*** Source extract ***

Then we come to Fluffy, purring on your lap (or Charlie and Max, right now begging for a biccie). Fluffy may not look like an ecological supervillain, but I am afraid it is the case. And I’m not talking about the depredations cats inflict on British wildlife – though these are truly disturbing, with the UK’s domestic cats slaughtering up to 270 million smaller creatures every year, including 50 million birds.
I’m talking about the topical medicines so many people apply to Britain’s 11 million pet cats and 12 million pet dogs, to ward off ticks and fleas. A large, growing body of studies (the latest emerging from Imperial College) shows that these parasiticides are quite devastating once they reach the wider world.

*** End of Source extract ***
*** Entries provided ***

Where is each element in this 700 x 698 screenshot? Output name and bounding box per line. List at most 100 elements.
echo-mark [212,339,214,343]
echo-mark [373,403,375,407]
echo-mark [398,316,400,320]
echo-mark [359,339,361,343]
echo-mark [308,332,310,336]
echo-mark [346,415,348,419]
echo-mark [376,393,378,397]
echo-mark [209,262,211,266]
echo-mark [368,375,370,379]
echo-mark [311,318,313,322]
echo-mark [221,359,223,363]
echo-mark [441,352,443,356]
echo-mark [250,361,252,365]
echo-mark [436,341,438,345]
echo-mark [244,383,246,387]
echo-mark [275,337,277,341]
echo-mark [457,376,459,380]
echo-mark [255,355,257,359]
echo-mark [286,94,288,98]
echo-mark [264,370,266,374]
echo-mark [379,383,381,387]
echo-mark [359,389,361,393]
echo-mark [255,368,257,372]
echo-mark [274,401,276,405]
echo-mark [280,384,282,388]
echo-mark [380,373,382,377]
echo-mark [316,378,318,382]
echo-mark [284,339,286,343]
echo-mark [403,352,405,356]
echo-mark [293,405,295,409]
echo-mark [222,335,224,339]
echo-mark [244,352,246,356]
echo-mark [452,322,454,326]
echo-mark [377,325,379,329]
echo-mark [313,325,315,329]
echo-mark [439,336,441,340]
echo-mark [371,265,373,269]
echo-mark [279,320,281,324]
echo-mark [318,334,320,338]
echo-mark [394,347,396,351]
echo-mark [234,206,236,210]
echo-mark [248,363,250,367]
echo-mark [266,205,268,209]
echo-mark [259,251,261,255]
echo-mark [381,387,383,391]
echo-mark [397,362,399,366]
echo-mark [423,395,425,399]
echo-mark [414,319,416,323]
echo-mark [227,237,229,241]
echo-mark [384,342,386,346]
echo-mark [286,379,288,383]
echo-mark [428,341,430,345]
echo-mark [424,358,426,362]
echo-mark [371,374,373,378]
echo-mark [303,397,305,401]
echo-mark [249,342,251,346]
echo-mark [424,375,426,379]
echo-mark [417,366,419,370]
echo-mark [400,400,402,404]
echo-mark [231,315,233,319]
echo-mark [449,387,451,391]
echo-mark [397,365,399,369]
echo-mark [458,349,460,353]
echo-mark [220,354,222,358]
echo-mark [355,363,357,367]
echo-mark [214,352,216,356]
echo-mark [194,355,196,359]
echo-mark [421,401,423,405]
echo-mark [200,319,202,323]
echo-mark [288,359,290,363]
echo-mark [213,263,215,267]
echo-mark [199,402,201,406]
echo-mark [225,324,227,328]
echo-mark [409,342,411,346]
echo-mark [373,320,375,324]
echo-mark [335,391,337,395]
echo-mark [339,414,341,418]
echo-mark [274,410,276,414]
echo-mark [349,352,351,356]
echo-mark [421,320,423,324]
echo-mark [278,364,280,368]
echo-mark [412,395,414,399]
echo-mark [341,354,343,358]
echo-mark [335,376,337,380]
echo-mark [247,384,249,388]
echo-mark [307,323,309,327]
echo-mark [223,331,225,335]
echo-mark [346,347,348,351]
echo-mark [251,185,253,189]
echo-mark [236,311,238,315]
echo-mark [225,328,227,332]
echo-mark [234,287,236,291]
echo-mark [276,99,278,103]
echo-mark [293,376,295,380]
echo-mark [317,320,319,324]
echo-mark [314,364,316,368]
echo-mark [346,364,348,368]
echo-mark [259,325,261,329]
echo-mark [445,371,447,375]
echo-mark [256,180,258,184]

*** End of Entries provided ***

Brief 1:
In the passage about pet parasiticides, rewrite the part that opens with the words containing "I’m talking about" and closes with "the wider world.", swapping "parasiticides" for "flea treatments".
Brief 2:
Based on the passage about pet parasiticides, decide whether each statement agrees with it, answering yes or no and quoting the deciding words: (a) Domestic cats in the UK kill up to 270 million smaller creatures every year. (b) Britain has 12 million pet cats. (c) The latest study on these treatments comes from Imperial College.
Brief 3:
According to the passage about pet parasiticides, what are the topical medicines applied to pet cats and dogs meant to ward off?

Task answer 1:
I’m talking about the topical medicines so many people apply to Britain’s 11 million pet cats and 12 million pet dogs, to ward off ticks and fleas. A large, growing body of studies (the latest emerging from Imperial College) shows that these flea treatments are quite devastating once they reach the wider world.

Task answer 2:
(a) Yes: "the UK’s domestic cats slaughtering up to 270 million smaller creatures every year"
(b) No: "Britain’s 11 million pet cats and 12 million pet dogs"
(c) Yes: "the latest emerging from Imperial College"

Task answer 3:
Ticks and fleas.